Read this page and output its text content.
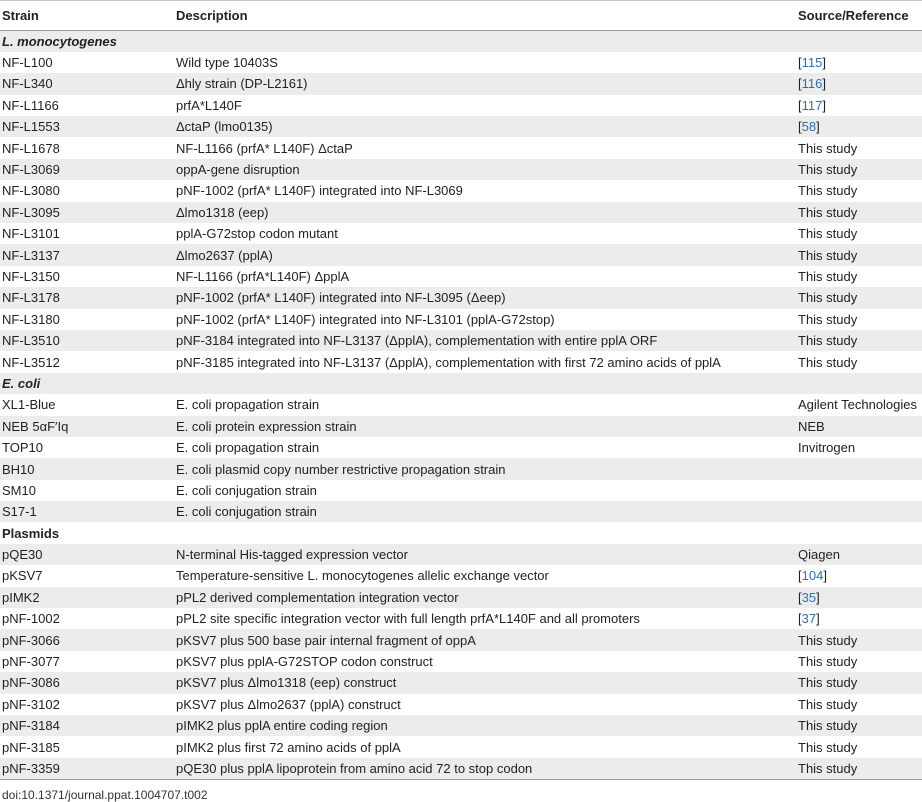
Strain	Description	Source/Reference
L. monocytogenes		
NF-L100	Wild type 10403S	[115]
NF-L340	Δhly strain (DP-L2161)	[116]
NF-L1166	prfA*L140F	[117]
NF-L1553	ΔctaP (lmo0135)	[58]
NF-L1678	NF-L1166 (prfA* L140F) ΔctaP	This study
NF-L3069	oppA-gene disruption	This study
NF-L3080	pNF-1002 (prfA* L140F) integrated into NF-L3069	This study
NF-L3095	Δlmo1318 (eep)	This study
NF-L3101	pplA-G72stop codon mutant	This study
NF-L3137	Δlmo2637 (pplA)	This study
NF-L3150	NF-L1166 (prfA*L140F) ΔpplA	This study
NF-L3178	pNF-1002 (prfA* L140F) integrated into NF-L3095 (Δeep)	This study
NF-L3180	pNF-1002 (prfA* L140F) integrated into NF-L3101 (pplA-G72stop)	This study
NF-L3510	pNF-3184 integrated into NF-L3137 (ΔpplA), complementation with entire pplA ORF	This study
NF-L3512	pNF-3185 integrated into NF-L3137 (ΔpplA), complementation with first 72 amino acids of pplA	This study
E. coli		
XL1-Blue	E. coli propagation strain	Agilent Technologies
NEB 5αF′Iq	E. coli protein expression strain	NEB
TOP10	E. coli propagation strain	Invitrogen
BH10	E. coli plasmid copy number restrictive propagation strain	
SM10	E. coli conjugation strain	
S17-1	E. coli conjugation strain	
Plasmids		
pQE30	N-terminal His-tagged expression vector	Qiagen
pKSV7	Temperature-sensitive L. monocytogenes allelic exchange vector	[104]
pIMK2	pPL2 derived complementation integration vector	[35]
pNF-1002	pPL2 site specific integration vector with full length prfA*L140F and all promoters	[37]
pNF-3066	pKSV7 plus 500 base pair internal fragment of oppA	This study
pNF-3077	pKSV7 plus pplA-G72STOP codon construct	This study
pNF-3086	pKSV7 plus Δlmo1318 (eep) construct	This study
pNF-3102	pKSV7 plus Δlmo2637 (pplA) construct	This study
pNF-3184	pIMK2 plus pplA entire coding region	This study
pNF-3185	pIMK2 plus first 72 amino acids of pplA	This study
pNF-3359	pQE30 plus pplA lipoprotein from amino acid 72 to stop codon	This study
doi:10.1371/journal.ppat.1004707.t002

**Problem to work on**
The required output is a copy of each line in the records where the string "amino" occurs.

**Answer space**
NF-L3512	pNF-3185 integrated into NF-L3137 (ΔpplA), complementation with first 72 amino acids of pplA	This study
pNF-3185	pIMK2 plus first 72 amino acids of pplA	This study
pNF-3359	pQE30 plus pplA lipoprotein from amino acid 72 to stop codon	This study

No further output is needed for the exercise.